## Requirements
Return each line that holds the word "color".

## Excerpted data
'''

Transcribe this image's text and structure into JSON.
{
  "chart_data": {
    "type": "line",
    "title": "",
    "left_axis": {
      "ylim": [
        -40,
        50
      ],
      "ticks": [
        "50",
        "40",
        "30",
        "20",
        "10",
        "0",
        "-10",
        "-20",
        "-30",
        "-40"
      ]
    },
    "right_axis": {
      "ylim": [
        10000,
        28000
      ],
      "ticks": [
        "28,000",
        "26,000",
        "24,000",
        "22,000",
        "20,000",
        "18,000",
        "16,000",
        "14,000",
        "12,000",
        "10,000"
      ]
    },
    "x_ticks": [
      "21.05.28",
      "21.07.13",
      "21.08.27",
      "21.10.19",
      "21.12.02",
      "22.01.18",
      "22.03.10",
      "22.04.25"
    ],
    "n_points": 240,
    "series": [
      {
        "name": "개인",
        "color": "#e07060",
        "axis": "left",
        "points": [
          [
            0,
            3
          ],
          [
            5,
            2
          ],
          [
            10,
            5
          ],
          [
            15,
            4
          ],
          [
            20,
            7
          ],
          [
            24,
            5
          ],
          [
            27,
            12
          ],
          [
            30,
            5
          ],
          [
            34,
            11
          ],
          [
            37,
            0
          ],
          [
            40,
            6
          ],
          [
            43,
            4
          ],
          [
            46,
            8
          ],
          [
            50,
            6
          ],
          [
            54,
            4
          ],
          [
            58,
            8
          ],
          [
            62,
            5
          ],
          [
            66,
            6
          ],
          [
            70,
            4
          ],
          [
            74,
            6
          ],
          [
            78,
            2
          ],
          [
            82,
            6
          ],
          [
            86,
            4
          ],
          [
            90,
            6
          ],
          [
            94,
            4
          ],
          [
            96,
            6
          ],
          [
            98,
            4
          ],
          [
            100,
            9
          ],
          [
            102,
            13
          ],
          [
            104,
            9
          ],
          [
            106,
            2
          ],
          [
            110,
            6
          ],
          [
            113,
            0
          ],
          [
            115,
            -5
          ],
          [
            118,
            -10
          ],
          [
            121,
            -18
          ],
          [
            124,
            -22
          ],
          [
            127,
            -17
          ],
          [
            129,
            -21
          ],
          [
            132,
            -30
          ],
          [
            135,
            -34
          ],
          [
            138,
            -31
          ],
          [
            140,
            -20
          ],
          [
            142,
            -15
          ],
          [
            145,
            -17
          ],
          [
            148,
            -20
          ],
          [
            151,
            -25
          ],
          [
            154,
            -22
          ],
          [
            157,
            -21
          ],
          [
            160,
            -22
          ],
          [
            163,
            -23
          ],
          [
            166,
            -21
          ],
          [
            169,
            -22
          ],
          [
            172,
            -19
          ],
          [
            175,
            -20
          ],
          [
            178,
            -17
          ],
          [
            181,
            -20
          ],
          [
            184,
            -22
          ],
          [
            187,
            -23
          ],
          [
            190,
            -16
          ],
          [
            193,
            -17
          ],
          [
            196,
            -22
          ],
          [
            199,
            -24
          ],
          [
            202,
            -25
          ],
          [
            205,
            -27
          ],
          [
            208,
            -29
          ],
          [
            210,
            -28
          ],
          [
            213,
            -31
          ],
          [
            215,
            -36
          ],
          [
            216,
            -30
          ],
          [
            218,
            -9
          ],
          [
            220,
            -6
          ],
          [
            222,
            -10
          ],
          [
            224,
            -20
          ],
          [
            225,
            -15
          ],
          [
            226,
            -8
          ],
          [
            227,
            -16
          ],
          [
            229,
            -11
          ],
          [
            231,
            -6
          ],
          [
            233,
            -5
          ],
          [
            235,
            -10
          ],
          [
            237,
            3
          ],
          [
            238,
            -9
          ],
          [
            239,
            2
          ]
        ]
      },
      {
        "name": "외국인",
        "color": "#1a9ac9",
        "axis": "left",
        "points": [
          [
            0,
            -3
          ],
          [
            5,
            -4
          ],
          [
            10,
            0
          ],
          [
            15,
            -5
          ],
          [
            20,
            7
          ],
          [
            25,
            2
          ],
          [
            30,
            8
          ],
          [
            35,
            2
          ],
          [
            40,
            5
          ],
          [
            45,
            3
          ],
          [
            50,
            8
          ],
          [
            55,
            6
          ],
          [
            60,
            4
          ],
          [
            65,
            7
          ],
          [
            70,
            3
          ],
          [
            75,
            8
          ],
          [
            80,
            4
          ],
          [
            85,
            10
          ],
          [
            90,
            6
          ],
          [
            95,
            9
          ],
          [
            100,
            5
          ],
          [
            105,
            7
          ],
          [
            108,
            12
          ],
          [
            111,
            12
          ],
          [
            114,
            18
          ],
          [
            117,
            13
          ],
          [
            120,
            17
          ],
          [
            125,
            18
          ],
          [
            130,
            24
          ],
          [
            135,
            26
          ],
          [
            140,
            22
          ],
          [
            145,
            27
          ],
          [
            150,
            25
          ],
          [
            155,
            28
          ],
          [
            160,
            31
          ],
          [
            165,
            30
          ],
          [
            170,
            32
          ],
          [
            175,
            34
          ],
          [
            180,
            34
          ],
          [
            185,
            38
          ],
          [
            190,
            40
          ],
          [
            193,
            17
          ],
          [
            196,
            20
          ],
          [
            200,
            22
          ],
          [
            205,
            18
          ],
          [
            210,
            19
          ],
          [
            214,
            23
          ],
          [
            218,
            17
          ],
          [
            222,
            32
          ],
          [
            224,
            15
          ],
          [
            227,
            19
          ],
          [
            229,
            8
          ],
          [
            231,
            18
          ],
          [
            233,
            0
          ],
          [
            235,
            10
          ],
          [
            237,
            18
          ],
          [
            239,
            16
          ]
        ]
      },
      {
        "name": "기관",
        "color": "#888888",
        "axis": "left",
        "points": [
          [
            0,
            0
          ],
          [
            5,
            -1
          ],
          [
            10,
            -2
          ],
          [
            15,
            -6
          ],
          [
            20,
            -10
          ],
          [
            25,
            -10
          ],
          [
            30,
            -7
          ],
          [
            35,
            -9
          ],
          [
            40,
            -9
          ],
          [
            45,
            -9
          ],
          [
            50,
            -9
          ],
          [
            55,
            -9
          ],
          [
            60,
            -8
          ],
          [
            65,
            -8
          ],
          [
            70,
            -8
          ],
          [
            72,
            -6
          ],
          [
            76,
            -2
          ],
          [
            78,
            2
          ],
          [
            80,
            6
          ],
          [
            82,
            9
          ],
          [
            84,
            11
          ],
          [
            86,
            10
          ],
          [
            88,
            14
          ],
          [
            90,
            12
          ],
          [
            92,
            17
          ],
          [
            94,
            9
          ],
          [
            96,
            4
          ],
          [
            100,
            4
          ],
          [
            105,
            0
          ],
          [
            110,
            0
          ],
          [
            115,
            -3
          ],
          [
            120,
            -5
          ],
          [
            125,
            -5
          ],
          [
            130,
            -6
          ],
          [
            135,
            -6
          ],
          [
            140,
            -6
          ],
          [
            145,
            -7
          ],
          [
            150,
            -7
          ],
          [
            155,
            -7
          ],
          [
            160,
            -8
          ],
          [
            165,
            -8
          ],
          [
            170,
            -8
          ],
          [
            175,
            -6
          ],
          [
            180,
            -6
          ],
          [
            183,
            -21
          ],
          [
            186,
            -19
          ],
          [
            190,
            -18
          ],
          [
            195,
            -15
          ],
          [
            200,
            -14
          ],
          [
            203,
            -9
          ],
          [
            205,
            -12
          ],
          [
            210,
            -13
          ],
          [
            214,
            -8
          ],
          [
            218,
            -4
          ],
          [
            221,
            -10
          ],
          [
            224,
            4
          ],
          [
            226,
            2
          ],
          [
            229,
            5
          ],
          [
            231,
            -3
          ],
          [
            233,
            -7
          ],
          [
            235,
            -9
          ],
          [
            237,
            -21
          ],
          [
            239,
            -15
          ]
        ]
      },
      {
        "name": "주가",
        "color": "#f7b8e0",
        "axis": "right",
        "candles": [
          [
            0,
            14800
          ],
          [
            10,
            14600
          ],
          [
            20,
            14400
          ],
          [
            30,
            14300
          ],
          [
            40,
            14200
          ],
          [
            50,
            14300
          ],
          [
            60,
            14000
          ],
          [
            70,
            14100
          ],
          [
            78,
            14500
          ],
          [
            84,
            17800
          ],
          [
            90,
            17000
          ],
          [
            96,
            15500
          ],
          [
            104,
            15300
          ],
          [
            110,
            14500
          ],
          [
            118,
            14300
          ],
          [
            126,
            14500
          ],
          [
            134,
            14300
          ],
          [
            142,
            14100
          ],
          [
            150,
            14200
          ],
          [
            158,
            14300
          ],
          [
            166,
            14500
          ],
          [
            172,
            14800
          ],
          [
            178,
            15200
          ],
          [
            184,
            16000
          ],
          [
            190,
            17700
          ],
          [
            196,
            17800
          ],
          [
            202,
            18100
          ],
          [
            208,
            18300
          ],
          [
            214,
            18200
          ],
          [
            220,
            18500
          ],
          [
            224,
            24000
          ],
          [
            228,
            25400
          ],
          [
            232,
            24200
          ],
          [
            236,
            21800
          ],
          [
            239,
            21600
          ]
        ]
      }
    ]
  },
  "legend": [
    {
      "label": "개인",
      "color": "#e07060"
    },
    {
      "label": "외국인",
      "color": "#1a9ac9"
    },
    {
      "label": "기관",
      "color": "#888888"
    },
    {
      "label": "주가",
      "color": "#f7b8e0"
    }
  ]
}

'''

## Written answer
        "color": "#e07060",
        "color": "#1a9ac9",
        "color": "#888888",
        "color": "#f7b8e0",
      "color": "#e07060"
      "color": "#1a9ac9"
      "color": "#888888"
      "color": "#f7b8e0"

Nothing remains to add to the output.